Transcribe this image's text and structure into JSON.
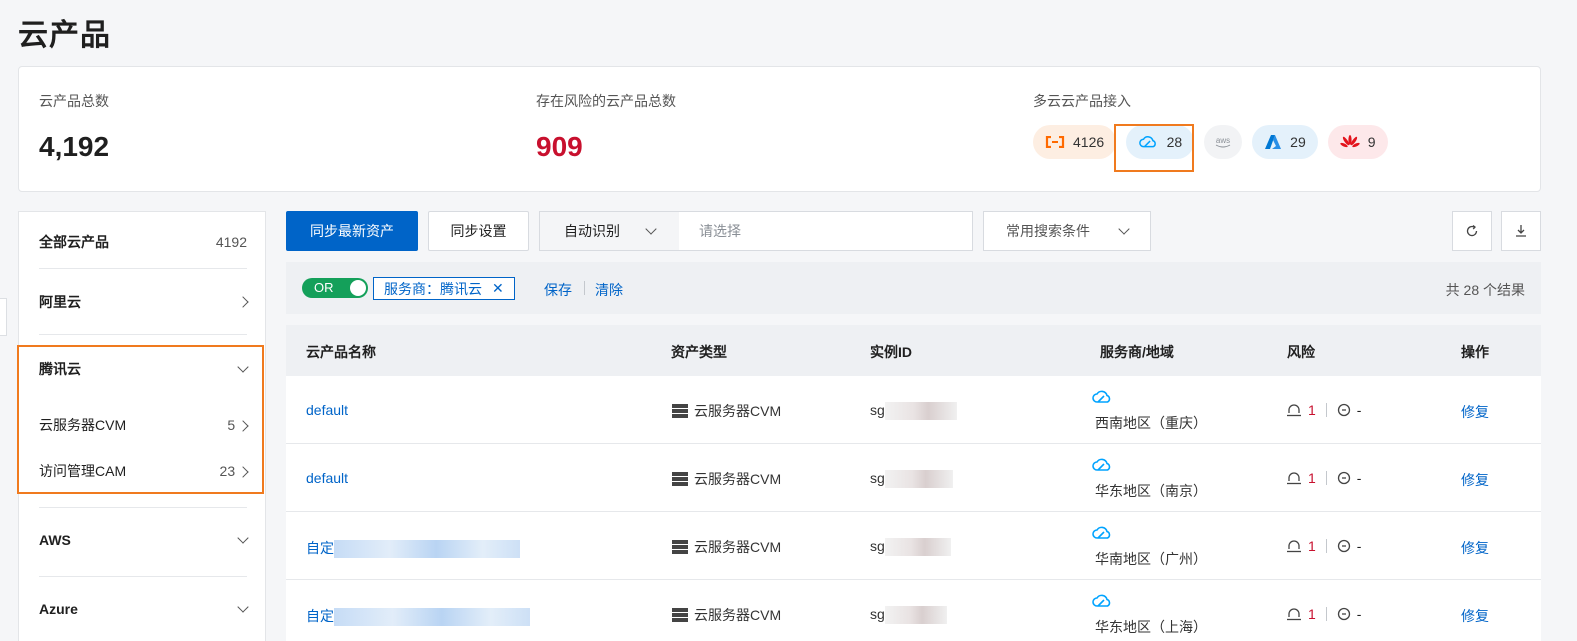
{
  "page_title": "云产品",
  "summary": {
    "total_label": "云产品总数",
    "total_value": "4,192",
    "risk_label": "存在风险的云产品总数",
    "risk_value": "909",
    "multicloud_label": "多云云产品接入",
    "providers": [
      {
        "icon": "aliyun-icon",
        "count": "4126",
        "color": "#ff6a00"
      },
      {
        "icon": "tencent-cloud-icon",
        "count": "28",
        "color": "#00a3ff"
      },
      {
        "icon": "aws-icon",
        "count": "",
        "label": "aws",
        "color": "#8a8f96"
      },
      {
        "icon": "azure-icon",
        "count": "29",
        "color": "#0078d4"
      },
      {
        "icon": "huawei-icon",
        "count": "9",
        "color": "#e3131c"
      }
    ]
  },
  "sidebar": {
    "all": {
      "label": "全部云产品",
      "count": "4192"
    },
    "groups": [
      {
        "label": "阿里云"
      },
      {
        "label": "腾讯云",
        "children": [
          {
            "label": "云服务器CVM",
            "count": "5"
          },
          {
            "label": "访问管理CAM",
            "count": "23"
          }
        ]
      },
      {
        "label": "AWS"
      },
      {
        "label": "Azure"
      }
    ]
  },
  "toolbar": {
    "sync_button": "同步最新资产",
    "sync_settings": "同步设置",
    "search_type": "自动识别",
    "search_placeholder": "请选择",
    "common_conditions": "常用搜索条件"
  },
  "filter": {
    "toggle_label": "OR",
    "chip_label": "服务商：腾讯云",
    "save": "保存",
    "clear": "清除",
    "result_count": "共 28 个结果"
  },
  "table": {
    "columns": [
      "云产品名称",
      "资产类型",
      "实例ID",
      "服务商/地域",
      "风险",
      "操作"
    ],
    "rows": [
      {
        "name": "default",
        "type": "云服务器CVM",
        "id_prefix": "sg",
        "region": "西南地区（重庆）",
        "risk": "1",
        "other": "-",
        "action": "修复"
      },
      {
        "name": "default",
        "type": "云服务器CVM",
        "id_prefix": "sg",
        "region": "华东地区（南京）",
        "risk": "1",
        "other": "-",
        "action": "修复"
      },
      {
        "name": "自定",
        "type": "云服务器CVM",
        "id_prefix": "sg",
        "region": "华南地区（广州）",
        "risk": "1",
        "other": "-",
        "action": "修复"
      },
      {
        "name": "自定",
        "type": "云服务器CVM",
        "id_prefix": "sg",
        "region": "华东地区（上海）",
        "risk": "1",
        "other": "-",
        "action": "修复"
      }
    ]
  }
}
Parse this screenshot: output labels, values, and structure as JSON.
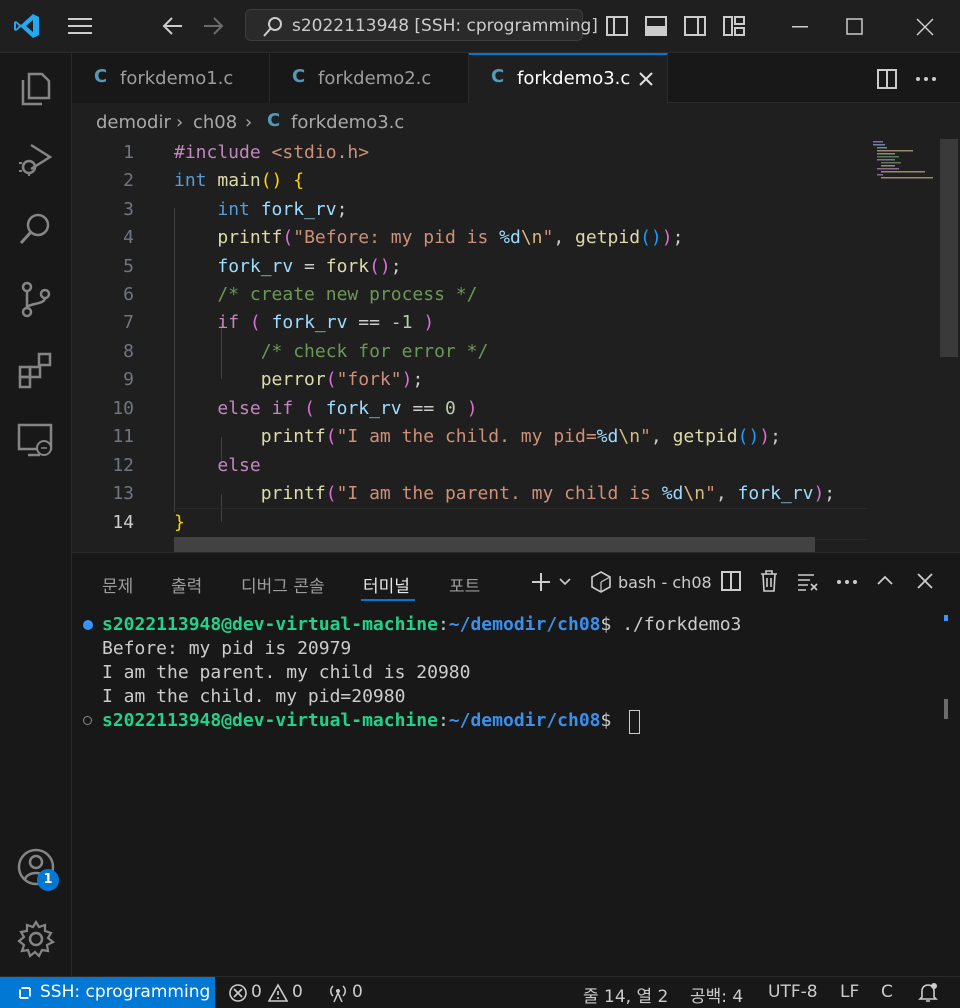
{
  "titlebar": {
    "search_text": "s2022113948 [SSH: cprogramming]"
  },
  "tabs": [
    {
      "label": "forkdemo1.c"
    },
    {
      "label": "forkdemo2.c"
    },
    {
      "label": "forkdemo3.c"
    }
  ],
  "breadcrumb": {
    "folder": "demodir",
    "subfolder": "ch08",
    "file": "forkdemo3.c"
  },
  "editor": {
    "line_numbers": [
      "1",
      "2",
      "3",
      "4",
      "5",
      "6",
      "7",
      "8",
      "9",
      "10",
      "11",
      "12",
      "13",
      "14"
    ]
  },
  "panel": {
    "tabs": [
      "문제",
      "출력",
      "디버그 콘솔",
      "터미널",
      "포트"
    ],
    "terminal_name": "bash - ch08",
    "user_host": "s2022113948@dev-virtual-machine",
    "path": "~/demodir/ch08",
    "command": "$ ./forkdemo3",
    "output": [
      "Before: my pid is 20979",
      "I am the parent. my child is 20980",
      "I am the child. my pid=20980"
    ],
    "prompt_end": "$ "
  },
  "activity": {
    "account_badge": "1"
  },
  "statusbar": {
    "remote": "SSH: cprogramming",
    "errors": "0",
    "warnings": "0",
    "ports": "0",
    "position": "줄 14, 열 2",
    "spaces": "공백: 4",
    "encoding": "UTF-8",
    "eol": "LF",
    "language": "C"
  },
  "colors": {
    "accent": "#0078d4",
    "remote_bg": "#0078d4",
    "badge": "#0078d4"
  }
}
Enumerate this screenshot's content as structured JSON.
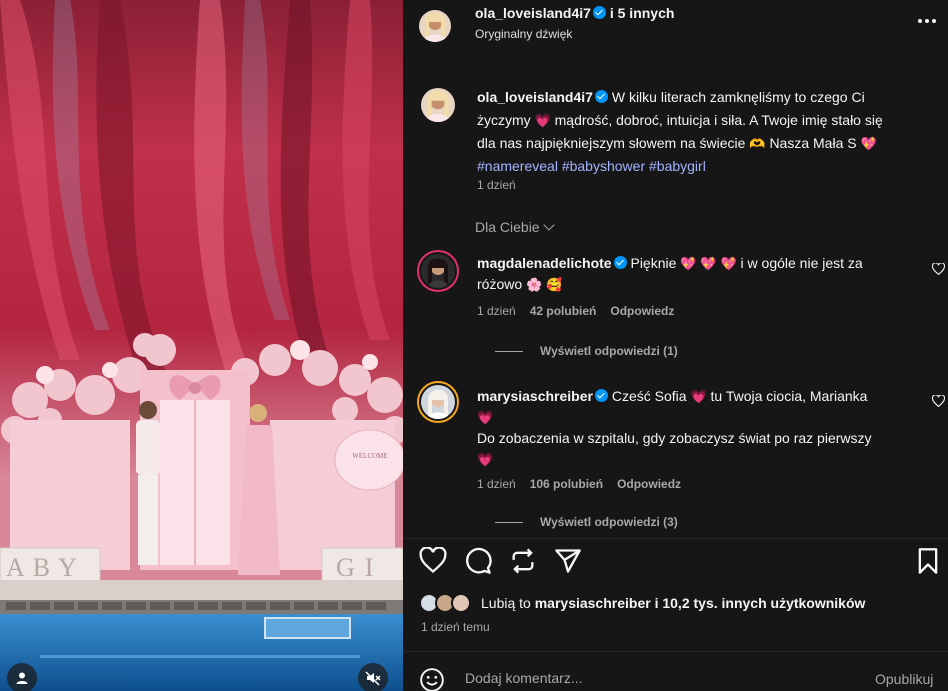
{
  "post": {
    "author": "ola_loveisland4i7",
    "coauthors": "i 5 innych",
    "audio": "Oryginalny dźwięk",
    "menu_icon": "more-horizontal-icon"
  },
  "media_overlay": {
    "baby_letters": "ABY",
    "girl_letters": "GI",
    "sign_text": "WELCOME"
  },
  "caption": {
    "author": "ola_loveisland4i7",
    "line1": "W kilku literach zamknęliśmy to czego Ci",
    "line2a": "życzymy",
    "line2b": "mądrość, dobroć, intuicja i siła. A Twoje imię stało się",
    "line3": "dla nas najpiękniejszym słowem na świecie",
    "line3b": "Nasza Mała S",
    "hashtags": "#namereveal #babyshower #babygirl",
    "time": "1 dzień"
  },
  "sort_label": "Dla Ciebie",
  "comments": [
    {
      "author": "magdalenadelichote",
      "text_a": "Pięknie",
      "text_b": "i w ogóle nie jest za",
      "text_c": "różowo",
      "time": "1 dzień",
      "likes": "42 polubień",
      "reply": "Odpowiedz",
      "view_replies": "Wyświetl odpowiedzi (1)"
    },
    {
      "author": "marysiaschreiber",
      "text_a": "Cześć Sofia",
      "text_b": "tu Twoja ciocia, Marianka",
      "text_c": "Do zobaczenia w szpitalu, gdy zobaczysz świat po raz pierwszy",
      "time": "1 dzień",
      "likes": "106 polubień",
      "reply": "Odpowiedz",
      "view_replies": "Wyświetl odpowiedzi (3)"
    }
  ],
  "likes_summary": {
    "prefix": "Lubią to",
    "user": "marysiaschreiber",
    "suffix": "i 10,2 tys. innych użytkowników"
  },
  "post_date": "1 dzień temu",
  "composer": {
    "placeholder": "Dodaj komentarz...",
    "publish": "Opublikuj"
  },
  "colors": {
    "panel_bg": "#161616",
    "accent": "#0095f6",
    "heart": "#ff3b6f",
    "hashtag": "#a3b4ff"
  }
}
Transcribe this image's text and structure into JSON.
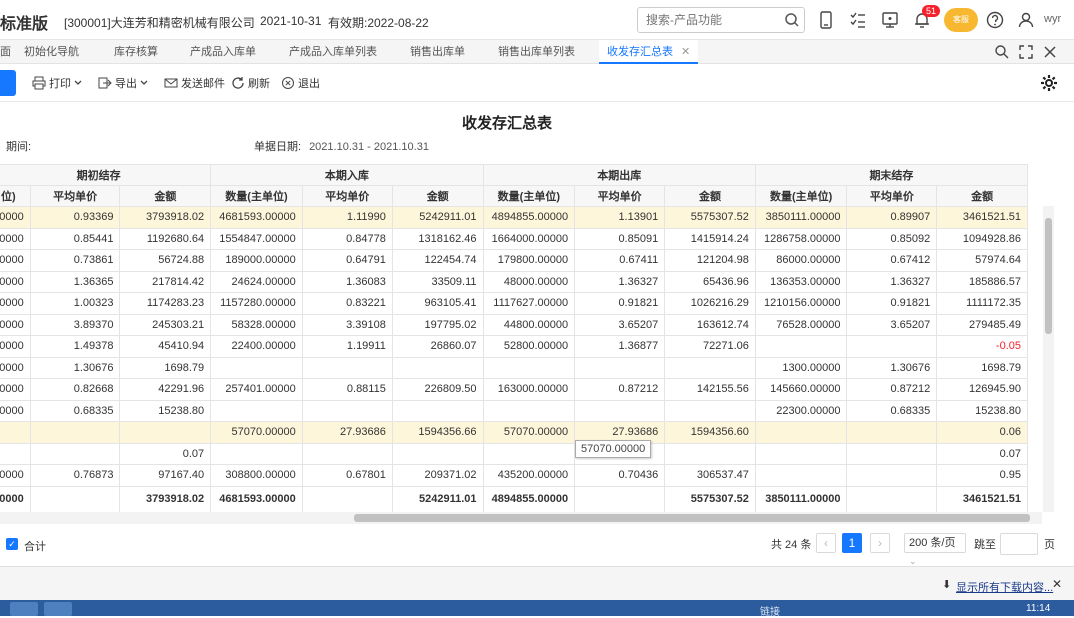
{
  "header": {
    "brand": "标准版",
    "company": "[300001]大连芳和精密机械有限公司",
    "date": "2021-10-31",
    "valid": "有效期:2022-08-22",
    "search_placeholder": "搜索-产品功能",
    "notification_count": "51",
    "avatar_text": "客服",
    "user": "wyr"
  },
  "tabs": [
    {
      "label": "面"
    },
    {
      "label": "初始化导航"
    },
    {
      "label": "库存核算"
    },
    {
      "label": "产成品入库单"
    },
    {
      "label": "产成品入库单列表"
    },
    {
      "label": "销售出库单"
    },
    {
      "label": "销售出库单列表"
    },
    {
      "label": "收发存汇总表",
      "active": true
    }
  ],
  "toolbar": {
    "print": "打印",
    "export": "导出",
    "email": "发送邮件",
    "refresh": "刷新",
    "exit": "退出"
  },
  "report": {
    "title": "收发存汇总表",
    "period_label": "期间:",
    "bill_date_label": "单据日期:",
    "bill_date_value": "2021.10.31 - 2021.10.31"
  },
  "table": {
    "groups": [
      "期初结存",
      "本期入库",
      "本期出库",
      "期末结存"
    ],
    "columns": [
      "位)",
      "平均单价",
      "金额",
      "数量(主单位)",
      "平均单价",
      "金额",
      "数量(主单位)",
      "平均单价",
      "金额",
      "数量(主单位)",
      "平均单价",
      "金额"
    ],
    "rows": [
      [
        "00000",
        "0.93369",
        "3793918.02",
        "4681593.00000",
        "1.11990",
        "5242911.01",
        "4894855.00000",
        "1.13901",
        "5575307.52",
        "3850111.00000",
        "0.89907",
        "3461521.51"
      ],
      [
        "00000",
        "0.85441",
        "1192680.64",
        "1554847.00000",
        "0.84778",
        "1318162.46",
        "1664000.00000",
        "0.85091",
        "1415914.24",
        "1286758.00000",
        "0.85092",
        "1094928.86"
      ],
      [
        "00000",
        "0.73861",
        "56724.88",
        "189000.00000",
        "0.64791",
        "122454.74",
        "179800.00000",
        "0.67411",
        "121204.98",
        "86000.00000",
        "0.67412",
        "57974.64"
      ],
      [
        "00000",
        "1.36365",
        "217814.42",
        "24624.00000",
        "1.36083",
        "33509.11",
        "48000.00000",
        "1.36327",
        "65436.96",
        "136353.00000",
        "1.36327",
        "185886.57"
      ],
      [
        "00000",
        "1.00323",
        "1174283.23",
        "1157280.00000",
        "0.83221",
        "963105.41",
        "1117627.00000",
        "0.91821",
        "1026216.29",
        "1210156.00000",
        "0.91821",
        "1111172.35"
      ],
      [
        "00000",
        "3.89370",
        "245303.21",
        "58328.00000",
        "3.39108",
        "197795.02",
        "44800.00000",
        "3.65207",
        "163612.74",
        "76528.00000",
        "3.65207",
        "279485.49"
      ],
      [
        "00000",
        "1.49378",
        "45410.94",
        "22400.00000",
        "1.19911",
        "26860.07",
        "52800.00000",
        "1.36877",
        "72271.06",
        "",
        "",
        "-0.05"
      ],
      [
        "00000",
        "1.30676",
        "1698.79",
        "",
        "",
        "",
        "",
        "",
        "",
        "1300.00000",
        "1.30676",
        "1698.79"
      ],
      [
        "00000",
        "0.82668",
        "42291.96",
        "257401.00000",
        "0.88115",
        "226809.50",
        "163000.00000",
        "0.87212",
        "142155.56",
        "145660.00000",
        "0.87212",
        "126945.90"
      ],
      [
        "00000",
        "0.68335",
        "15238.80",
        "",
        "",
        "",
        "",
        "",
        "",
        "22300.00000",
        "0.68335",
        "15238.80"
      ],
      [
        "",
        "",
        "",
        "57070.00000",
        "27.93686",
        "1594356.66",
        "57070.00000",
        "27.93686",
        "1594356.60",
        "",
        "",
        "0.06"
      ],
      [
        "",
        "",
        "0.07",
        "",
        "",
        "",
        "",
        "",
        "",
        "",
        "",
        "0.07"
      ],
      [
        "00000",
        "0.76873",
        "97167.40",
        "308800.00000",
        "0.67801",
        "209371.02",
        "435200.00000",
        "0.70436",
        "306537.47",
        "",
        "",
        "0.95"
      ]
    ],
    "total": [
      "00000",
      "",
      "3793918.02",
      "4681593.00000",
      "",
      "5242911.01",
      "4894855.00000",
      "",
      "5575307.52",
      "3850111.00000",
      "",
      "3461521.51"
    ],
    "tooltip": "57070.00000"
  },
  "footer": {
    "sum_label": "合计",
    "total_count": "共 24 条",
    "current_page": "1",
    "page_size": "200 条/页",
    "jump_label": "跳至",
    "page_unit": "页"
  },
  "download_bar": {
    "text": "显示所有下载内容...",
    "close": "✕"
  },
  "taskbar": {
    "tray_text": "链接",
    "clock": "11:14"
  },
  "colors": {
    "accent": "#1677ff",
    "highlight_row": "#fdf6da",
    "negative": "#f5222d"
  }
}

----------

REQUIREMENTS – Show all lines from the records above where the word "icon" occurs.

EXERCISE OUTPUT –
        "icon": "aliyun-icon",
        "icon": "tencent-cloud-icon",
        "icon": "aws-icon",
        "icon": "azure-icon",
        "icon": "huawei-icon",
    "menu_icon": "more-horizontal-icon"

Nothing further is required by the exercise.